Element box annotations:

***

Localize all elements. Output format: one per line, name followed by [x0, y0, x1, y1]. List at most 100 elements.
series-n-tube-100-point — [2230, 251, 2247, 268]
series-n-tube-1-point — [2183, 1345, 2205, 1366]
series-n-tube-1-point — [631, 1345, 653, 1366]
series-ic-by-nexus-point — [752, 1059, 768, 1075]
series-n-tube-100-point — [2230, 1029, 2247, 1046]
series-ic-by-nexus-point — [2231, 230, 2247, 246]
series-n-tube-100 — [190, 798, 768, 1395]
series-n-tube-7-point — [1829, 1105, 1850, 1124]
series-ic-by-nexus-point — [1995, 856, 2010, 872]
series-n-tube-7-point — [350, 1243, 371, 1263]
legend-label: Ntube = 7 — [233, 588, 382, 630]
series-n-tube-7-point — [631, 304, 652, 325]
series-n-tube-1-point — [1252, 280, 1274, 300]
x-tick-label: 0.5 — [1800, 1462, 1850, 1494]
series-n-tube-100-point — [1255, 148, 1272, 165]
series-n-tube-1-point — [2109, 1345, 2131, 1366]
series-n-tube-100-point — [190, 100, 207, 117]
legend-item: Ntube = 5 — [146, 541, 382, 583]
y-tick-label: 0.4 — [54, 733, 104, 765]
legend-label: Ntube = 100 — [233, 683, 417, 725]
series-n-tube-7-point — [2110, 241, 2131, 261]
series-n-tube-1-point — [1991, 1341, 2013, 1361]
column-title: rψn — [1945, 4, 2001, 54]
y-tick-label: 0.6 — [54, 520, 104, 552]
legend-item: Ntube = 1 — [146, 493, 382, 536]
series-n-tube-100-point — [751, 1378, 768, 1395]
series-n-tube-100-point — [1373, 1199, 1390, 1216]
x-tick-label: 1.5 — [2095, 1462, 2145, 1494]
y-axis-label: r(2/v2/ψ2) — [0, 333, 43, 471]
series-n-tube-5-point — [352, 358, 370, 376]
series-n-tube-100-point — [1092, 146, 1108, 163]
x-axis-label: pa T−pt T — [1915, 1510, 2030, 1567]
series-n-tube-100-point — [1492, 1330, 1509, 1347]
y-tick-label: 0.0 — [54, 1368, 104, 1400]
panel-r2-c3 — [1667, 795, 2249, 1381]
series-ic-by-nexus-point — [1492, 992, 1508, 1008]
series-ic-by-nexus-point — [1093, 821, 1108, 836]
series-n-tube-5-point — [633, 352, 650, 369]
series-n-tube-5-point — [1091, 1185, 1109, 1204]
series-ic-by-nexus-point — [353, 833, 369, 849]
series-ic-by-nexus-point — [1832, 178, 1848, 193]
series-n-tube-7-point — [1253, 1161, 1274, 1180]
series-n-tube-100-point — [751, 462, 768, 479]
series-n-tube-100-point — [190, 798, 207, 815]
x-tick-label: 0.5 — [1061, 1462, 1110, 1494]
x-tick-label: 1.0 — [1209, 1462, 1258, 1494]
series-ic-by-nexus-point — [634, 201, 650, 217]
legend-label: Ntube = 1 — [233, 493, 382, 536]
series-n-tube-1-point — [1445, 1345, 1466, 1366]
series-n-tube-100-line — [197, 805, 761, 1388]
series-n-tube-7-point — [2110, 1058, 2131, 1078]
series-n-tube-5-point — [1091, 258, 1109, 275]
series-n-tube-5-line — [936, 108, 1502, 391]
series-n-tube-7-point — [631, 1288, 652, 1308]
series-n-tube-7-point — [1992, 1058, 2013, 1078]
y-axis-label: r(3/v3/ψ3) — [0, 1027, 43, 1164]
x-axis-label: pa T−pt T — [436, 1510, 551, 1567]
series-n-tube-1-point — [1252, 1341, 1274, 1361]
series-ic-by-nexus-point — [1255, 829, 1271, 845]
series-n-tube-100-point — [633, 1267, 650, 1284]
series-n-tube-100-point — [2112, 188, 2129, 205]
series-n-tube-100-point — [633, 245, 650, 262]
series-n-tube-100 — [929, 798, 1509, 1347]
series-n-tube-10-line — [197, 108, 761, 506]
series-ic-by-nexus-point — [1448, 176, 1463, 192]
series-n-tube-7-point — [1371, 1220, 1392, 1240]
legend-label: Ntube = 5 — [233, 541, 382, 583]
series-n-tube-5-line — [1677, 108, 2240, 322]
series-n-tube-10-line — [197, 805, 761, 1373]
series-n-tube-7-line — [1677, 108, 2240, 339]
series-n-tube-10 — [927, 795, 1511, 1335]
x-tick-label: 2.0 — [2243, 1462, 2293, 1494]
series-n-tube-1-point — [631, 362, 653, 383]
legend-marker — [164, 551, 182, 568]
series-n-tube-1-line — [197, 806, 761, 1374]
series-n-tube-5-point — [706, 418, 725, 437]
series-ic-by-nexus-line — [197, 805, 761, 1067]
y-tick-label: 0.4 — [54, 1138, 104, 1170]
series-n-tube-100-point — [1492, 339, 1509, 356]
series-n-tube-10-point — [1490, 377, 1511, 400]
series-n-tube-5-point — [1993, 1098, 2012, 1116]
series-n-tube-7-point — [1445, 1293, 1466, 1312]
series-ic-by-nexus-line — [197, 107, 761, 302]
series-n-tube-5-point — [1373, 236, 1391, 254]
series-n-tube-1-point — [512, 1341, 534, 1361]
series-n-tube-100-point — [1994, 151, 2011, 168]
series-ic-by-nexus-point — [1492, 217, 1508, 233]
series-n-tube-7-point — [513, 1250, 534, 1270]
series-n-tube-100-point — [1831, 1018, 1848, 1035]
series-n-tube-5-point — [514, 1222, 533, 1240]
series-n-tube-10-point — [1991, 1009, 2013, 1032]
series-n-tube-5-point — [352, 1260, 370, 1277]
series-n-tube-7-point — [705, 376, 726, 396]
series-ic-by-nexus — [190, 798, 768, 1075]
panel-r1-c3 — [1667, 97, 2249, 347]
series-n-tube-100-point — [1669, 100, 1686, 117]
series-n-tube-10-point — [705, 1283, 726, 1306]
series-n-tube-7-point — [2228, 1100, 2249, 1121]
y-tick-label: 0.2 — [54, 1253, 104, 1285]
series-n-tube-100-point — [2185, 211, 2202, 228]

***

Change every instance of "legend-label" to "legend-text" in all of the entries above, leaving everything else as it is.

COMPLETE ANSWER:
Localize all elements. Output format: one per line, name followed by [x0, y0, x1, y1]. List at most 100 elements.
series-n-tube-100-point — [2230, 251, 2247, 268]
series-n-tube-1-point — [2183, 1345, 2205, 1366]
series-n-tube-1-point — [631, 1345, 653, 1366]
series-ic-by-nexus-point — [752, 1059, 768, 1075]
series-n-tube-100-point — [2230, 1029, 2247, 1046]
series-ic-by-nexus-point — [2231, 230, 2247, 246]
series-n-tube-100 — [190, 798, 768, 1395]
series-n-tube-7-point — [1829, 1105, 1850, 1124]
series-ic-by-nexus-point — [1995, 856, 2010, 872]
series-n-tube-7-point — [350, 1243, 371, 1263]
legend-text: Ntube = 7 — [233, 588, 382, 630]
series-n-tube-7-point — [631, 304, 652, 325]
series-n-tube-1-point — [1252, 280, 1274, 300]
x-tick-label: 0.5 — [1800, 1462, 1850, 1494]
series-n-tube-100-point — [1255, 148, 1272, 165]
series-n-tube-1-point — [2109, 1345, 2131, 1366]
series-n-tube-100-point — [190, 100, 207, 117]
legend-item: Ntube = 5 — [146, 541, 382, 583]
y-tick-label: 0.4 — [54, 733, 104, 765]
legend-text: Ntube = 100 — [233, 683, 417, 725]
series-n-tube-7-point — [2110, 241, 2131, 261]
series-n-tube-1-point — [1991, 1341, 2013, 1361]
column-title: rψn — [1945, 4, 2001, 54]
y-tick-label: 0.6 — [54, 520, 104, 552]
legend-item: Ntube = 1 — [146, 493, 382, 536]
series-n-tube-100-point — [751, 1378, 768, 1395]
series-n-tube-100-point — [1373, 1199, 1390, 1216]
x-tick-label: 1.5 — [2095, 1462, 2145, 1494]
y-axis-label: r(2/v2/ψ2) — [0, 333, 43, 471]
series-n-tube-5-point — [352, 358, 370, 376]
series-n-tube-100-point — [1092, 146, 1108, 163]
x-axis-label: pa T−pt T — [1915, 1510, 2030, 1567]
series-n-tube-100-point — [1492, 1330, 1509, 1347]
y-tick-label: 0.0 — [54, 1368, 104, 1400]
panel-r2-c3 — [1667, 795, 2249, 1381]
series-ic-by-nexus-point — [1492, 992, 1508, 1008]
series-ic-by-nexus-point — [1093, 821, 1108, 836]
series-n-tube-5-point — [633, 352, 650, 369]
series-n-tube-5-point — [1091, 1185, 1109, 1204]
series-ic-by-nexus-point — [353, 833, 369, 849]
series-ic-by-nexus-point — [1832, 178, 1848, 193]
series-n-tube-7-point — [1253, 1161, 1274, 1180]
series-n-tube-100-point — [751, 462, 768, 479]
series-n-tube-100-point — [190, 798, 207, 815]
x-tick-label: 0.5 — [1061, 1462, 1110, 1494]
x-tick-label: 1.0 — [1209, 1462, 1258, 1494]
series-ic-by-nexus-point — [634, 201, 650, 217]
legend-text: Ntube = 1 — [233, 493, 382, 536]
series-n-tube-1-point — [1445, 1345, 1466, 1366]
series-n-tube-100-line — [197, 805, 761, 1388]
series-n-tube-7-point — [2110, 1058, 2131, 1078]
series-n-tube-5-point — [1091, 258, 1109, 275]
series-n-tube-5-line — [936, 108, 1502, 391]
series-n-tube-7-point — [631, 1288, 652, 1308]
series-n-tube-7-point — [1992, 1058, 2013, 1078]
y-axis-label: r(3/v3/ψ3) — [0, 1027, 43, 1164]
x-axis-label: pa T−pt T — [436, 1510, 551, 1567]
series-n-tube-1-point — [1252, 1341, 1274, 1361]
series-ic-by-nexus-point — [1255, 829, 1271, 845]
series-n-tube-100-point — [633, 1267, 650, 1284]
series-n-tube-100-point — [2112, 188, 2129, 205]
series-n-tube-100-point — [633, 245, 650, 262]
series-n-tube-100 — [929, 798, 1509, 1347]
series-n-tube-10-line — [197, 108, 761, 506]
series-ic-by-nexus-point — [1448, 176, 1463, 192]
series-n-tube-7-point — [1371, 1220, 1392, 1240]
legend-text: Ntube = 5 — [233, 541, 382, 583]
series-n-tube-5-line — [1677, 108, 2240, 322]
series-n-tube-10-line — [197, 805, 761, 1373]
series-n-tube-7-line — [1677, 108, 2240, 339]
series-n-tube-10 — [927, 795, 1511, 1335]
x-tick-label: 2.0 — [2243, 1462, 2293, 1494]
series-n-tube-1-point — [631, 362, 653, 383]
legend-marker — [164, 551, 182, 568]
series-n-tube-1-line — [197, 806, 761, 1374]
series-n-tube-5-point — [706, 418, 725, 437]
series-ic-by-nexus-line — [197, 805, 761, 1067]
y-tick-label: 0.4 — [54, 1138, 104, 1170]
series-n-tube-100-point — [1492, 339, 1509, 356]
series-n-tube-10-point — [1490, 377, 1511, 400]
series-n-tube-5-point — [1993, 1098, 2012, 1116]
series-n-tube-7-point — [1445, 1293, 1466, 1312]
series-ic-by-nexus-line — [197, 107, 761, 302]
series-n-tube-5-point — [1373, 236, 1391, 254]
series-n-tube-1-point — [512, 1341, 534, 1361]
series-n-tube-100-point — [1994, 151, 2011, 168]
series-ic-by-nexus-point — [1492, 217, 1508, 233]
series-n-tube-7-point — [513, 1250, 534, 1270]
series-n-tube-100-point — [1831, 1018, 1848, 1035]
series-n-tube-5-point — [514, 1222, 533, 1240]
series-n-tube-10-point — [1991, 1009, 2013, 1032]
series-n-tube-5-point — [352, 1260, 370, 1277]
series-n-tube-7-point — [705, 376, 726, 396]
series-ic-by-nexus — [190, 798, 768, 1075]
panel-r1-c3 — [1667, 97, 2249, 347]
series-n-tube-100-point — [1669, 100, 1686, 117]
series-n-tube-10-point — [705, 1283, 726, 1306]
series-n-tube-7-point — [2228, 1100, 2249, 1121]
y-tick-label: 0.2 — [54, 1253, 104, 1285]
series-n-tube-100-point — [2185, 211, 2202, 228]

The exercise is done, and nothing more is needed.